What you are asked to do
Restate the full set of records exactly, without adding or dropping a word.

Supplied material

====

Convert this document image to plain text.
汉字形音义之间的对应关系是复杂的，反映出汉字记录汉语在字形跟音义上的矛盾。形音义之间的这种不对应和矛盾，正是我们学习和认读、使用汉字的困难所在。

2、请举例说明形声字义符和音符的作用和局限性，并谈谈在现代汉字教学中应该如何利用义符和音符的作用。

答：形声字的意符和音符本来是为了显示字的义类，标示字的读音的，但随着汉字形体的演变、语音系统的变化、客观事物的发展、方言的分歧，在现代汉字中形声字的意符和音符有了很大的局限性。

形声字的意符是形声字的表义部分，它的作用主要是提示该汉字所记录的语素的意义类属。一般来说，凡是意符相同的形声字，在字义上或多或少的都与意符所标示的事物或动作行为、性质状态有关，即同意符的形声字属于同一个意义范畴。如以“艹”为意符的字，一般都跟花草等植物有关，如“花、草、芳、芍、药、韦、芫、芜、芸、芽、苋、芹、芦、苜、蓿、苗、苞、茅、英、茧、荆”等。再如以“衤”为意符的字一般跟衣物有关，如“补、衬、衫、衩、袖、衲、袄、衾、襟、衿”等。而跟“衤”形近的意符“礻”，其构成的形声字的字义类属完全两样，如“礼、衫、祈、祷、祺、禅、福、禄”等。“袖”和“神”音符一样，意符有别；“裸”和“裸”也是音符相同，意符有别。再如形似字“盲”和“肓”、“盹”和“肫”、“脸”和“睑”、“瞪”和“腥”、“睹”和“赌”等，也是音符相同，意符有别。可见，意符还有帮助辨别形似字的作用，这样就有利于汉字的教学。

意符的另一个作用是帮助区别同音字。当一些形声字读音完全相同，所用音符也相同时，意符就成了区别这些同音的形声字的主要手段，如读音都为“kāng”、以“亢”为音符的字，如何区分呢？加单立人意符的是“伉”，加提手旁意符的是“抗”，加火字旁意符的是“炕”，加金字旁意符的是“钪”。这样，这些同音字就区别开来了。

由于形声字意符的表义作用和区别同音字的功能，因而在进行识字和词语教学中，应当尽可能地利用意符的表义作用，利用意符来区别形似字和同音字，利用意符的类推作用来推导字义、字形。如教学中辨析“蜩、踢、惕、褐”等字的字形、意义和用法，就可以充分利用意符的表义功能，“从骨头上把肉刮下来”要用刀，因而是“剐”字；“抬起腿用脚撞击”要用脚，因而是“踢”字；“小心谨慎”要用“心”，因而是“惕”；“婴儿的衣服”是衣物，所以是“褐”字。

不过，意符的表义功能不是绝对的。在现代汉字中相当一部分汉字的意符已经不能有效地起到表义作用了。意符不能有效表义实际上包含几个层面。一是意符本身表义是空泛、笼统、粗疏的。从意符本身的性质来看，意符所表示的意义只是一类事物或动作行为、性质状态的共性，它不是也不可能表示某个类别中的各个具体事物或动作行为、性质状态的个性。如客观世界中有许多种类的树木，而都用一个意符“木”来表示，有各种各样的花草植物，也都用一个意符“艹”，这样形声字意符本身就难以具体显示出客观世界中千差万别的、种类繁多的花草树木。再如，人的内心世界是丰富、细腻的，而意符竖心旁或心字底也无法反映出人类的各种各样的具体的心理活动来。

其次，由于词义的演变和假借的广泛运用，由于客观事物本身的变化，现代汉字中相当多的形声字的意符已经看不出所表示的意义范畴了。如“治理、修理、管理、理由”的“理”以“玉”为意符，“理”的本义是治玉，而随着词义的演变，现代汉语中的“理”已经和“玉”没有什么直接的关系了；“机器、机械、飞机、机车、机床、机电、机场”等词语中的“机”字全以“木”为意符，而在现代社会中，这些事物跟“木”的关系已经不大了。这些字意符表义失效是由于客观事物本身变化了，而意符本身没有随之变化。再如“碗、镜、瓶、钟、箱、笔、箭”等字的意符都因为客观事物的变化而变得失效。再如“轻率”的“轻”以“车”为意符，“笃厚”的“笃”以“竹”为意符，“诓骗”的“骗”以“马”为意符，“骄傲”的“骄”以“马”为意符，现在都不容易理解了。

====

Complete answer
Convert this document image to plain text.
汉字形音义之间的对应关系是复杂的，反映出汉字记录汉语在字形跟音义上的矛盾。形音义之间的这种不对应和矛盾，正是我们学习和认读、使用汉字的困难所在。

2、请举例说明形声字义符和音符的作用和局限性，并谈谈在现代汉字教学中应该如何利用义符和音符的作用。

答：形声字的意符和音符本来是为了显示字的义类，标示字的读音的，但随着汉字形体的演变、语音系统的变化、客观事物的发展、方言的分歧，在现代汉字中形声字的意符和音符有了很大的局限性。

形声字的意符是形声字的表义部分，它的作用主要是提示该汉字所记录的语素的意义类属。一般来说，凡是意符相同的形声字，在字义上或多或少的都与意符所标示的事物或动作行为、性质状态有关，即同意符的形声字属于同一个意义范畴。如以“艹”为意符的字，一般都跟花草等植物有关，如“花、草、芳、芍、药、韦、芫、芜、芸、芽、苋、芹、芦、苜、蓿、苗、苞、茅、英、茧、荆”等。再如以“衤”为意符的字一般跟衣物有关，如“补、衬、衫、衩、袖、衲、袄、衾、襟、衿”等。而跟“衤”形近的意符“礻”，其构成的形声字的字义类属完全两样，如“礼、衫、祈、祷、祺、禅、福、禄”等。“袖”和“神”音符一样，意符有别；“裸”和“裸”也是音符相同，意符有别。再如形似字“盲”和“肓”、“盹”和“肫”、“脸”和“睑”、“瞪”和“腥”、“睹”和“赌”等，也是音符相同，意符有别。可见，意符还有帮助辨别形似字的作用，这样就有利于汉字的教学。

意符的另一个作用是帮助区别同音字。当一些形声字读音完全相同，所用音符也相同时，意符就成了区别这些同音的形声字的主要手段，如读音都为“kāng”、以“亢”为音符的字，如何区分呢？加单立人意符的是“伉”，加提手旁意符的是“抗”，加火字旁意符的是“炕”，加金字旁意符的是“钪”。这样，这些同音字就区别开来了。

由于形声字意符的表义作用和区别同音字的功能，因而在进行识字和词语教学中，应当尽可能地利用意符的表义作用，利用意符来区别形似字和同音字，利用意符的类推作用来推导字义、字形。如教学中辨析“蜩、踢、惕、褐”等字的字形、意义和用法，就可以充分利用意符的表义功能，“从骨头上把肉刮下来”要用刀，因而是“剐”字；“抬起腿用脚撞击”要用脚，因而是“踢”字；“小心谨慎”要用“心”，因而是“惕”；“婴儿的衣服”是衣物，所以是“褐”字。

不过，意符的表义功能不是绝对的。在现代汉字中相当一部分汉字的意符已经不能有效地起到表义作用了。意符不能有效表义实际上包含几个层面。一是意符本身表义是空泛、笼统、粗疏的。从意符本身的性质来看，意符所表示的意义只是一类事物或动作行为、性质状态的共性，它不是也不可能表示某个类别中的各个具体事物或动作行为、性质状态的个性。如客观世界中有许多种类的树木，而都用一个意符“木”来表示，有各种各样的花草植物，也都用一个意符“艹”，这样形声字意符本身就难以具体显示出客观世界中千差万别的、种类繁多的花草树木。再如，人的内心世界是丰富、细腻的，而意符竖心旁或心字底也无法反映出人类的各种各样的具体的心理活动来。

其次，由于词义的演变和假借的广泛运用，由于客观事物本身的变化，现代汉字中相当多的形声字的意符已经看不出所表示的意义范畴了。如“治理、修理、管理、理由”的“理”以“玉”为意符，“理”的本义是治玉，而随着词义的演变，现代汉语中的“理”已经和“玉”没有什么直接的关系了；“机器、机械、飞机、机车、机床、机电、机场”等词语中的“机”字全以“木”为意符，而在现代社会中，这些事物跟“木”的关系已经不大了。这些字意符表义失效是由于客观事物本身变化了，而意符本身没有随之变化。再如“碗、镜、瓶、钟、箱、笔、箭”等字的意符都因为客观事物的变化而变得失效。再如“轻率”的“轻”以“车”为意符，“笃厚”的“笃”以“竹”为意符，“诓骗”的“骗”以“马”为意符，“骄傲”的“骄”以“马”为意符，现在都不容易理解了。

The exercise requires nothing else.